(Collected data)
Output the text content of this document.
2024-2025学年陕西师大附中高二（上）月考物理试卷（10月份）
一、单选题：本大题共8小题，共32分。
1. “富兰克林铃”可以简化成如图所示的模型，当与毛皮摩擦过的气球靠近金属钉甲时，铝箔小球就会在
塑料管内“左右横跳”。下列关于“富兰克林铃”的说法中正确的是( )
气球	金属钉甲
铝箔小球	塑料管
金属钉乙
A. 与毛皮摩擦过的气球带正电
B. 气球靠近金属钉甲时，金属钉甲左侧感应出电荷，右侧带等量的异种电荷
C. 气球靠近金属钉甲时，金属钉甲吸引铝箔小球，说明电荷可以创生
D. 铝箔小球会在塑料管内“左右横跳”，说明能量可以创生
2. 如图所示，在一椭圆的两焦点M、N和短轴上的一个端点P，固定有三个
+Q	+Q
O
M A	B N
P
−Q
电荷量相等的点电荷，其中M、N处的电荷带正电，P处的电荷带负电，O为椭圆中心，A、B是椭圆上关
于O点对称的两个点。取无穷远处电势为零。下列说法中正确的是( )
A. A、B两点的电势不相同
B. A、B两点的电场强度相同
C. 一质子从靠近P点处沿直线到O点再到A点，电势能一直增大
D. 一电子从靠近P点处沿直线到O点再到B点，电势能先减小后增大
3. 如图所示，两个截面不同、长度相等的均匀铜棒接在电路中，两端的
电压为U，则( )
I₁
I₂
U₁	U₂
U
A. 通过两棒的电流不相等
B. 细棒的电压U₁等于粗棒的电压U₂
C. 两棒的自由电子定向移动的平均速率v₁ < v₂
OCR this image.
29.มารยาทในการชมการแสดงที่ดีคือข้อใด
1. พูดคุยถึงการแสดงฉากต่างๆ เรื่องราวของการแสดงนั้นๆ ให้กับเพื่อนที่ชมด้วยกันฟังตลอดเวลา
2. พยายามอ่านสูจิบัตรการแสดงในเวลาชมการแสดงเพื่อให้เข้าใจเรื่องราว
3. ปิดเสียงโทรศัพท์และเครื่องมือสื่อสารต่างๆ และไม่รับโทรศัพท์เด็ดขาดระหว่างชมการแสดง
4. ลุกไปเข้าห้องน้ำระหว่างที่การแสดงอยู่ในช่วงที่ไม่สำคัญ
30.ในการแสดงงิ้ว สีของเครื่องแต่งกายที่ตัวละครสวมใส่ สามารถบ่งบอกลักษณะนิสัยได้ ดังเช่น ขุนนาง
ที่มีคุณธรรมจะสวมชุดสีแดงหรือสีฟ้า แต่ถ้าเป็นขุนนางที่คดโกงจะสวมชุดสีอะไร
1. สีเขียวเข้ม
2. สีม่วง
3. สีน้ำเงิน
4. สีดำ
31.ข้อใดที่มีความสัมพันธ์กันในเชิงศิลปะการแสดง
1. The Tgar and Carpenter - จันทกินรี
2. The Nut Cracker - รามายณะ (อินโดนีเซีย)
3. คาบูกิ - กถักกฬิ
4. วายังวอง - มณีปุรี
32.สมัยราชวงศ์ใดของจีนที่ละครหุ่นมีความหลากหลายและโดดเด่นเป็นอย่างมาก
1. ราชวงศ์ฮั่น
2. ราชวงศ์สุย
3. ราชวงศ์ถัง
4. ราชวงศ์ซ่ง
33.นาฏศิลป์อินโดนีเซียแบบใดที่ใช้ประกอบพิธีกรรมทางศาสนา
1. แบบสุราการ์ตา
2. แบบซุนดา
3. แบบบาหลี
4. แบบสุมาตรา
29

What is asked
All of the entries must be written out exactly as they stand.

In response
Output the text content of this document.
2024-2025学年陕西师大附中高二（上）月考物理试卷（10月份）
一、单选题：本大题共8小题，共32分。
1. “富兰克林铃”可以简化成如图所示的模型，当与毛皮摩擦过的气球靠近金属钉甲时，铝箔小球就会在
塑料管内“左右横跳”。下列关于“富兰克林铃”的说法中正确的是( )
气球	金属钉甲
铝箔小球	塑料管
金属钉乙
A. 与毛皮摩擦过的气球带正电
B. 气球靠近金属钉甲时，金属钉甲左侧感应出电荷，右侧带等量的异种电荷
C. 气球靠近金属钉甲时，金属钉甲吸引铝箔小球，说明电荷可以创生
D. 铝箔小球会在塑料管内“左右横跳”，说明能量可以创生
2. 如图所示，在一椭圆的两焦点M、N和短轴上的一个端点P，固定有三个
+Q	+Q
O
M A	B N
P
−Q
电荷量相等的点电荷，其中M、N处的电荷带正电，P处的电荷带负电，O为椭圆中心，A、B是椭圆上关
于O点对称的两个点。取无穷远处电势为零。下列说法中正确的是( )
A. A、B两点的电势不相同
B. A、B两点的电场强度相同
C. 一质子从靠近P点处沿直线到O点再到A点，电势能一直增大
D. 一电子从靠近P点处沿直线到O点再到B点，电势能先减小后增大
3. 如图所示，两个截面不同、长度相等的均匀铜棒接在电路中，两端的
电压为U，则( )
I₁
I₂
U₁	U₂
U
A. 通过两棒的电流不相等
B. 细棒的电压U₁等于粗棒的电压U₂
C. 两棒的自由电子定向移动的平均速率v₁ < v₂
OCR this image.
29.มารยาทในการชมการแสดงที่ดีคือข้อใด
1. พูดคุยถึงการแสดงฉากต่างๆ เรื่องราวของการแสดงนั้นๆ ให้กับเพื่อนที่ชมด้วยกันฟังตลอดเวลา
2. พยายามอ่านสูจิบัตรการแสดงในเวลาชมการแสดงเพื่อให้เข้าใจเรื่องราว
3. ปิดเสียงโทรศัพท์และเครื่องมือสื่อสารต่างๆ และไม่รับโทรศัพท์เด็ดขาดระหว่างชมการแสดง
4. ลุกไปเข้าห้องน้ำระหว่างที่การแสดงอยู่ในช่วงที่ไม่สำคัญ
30.ในการแสดงงิ้ว สีของเครื่องแต่งกายที่ตัวละครสวมใส่ สามารถบ่งบอกลักษณะนิสัยได้ ดังเช่น ขุนนาง
ที่มีคุณธรรมจะสวมชุดสีแดงหรือสีฟ้า แต่ถ้าเป็นขุนนางที่คดโกงจะสวมชุดสีอะไร
1. สีเขียวเข้ม
2. สีม่วง
3. สีน้ำเงิน
4. สีดำ
31.ข้อใดที่มีความสัมพันธ์กันในเชิงศิลปะการแสดง
1. The Tgar and Carpenter - จันทกินรี
2. The Nut Cracker - รามายณะ (อินโดนีเซีย)
3. คาบูกิ - กถักกฬิ
4. วายังวอง - มณีปุรี
32.สมัยราชวงศ์ใดของจีนที่ละครหุ่นมีความหลากหลายและโดดเด่นเป็นอย่างมาก
1. ราชวงศ์ฮั่น
2. ราชวงศ์สุย
3. ราชวงศ์ถัง
4. ราชวงศ์ซ่ง
33.นาฏศิลป์อินโดนีเซียแบบใดที่ใช้ประกอบพิธีกรรมทางศาสนา
1. แบบสุราการ์ตา
2. แบบซุนดา
3. แบบบาหลี
4. แบบสุมาตรา
29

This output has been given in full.